**Problem to solve:** In the data below, find every line with the string "parametrit" and pull it out.
** Start **
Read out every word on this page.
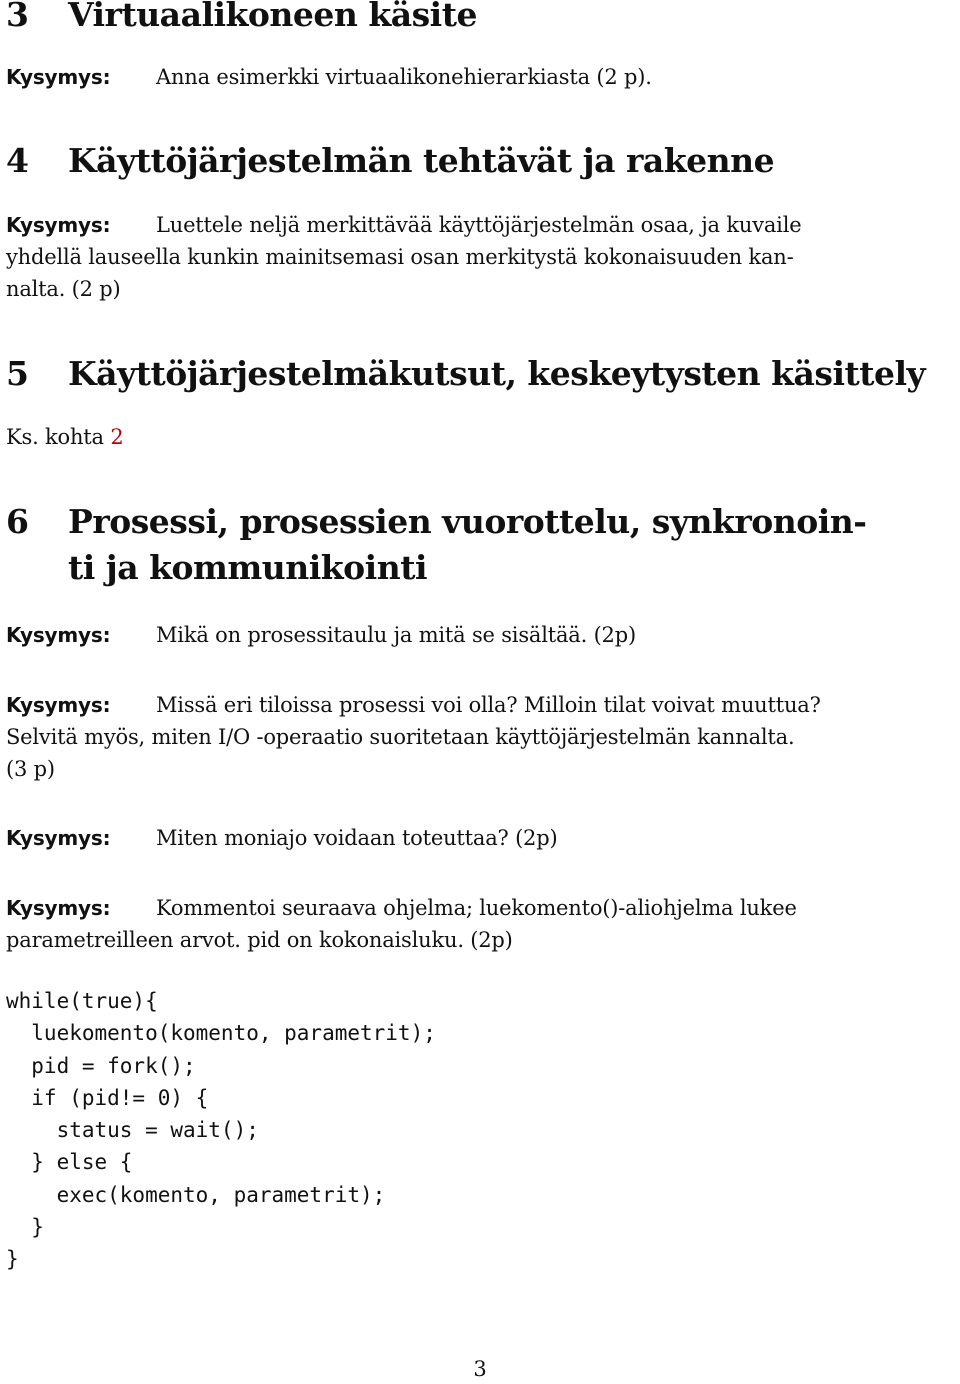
3 Virtuaalikoneen käsite

Kysymys: Anna esimerkki virtuaalikonehierarkiasta (2 p).

4 Käyttöjärjestelmän tehtävät ja rakenne

Kysymys: Luettele neljä merkittävää käyttöjärjestelmän osaa, ja kuvaile
yhdellä lauseella kunkin mainitsemasi osan merkitystä kokonaisuuden kan-
nalta. (2 p)

5 Käyttöjärjestelmäkutsut, keskeytysten käsittely

Ks. kohta 2

6 Prosessi, prosessien vuorottelu, synkronoin-
ti ja kommunikointi

Kysymys: Mikä on prosessitaulu ja mitä se sisältää. (2p)

Kysymys: Missä eri tiloissa prosessi voi olla? Milloin tilat voivat muuttua?
Selvitä myös, miten I/O -operaatio suoritetaan käyttöjärjestelmän kannalta.
(3 p)

Kysymys: Miten moniajo voidaan toteuttaa? (2p)

Kysymys: Kommentoi seuraava ohjelma; luekomento()-aliohjelma lukee
parametreilleen arvot. pid on kokonaisluku. (2p)

while(true){
luekomento(komento, parametrit);
pid = fork();
if (pid!= 0) {
status = wait();
} else {
exec(komento, parametrit);
}
}
3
** End **
**The result:**
luekomento(komento, parametrit);
exec(komento, parametrit);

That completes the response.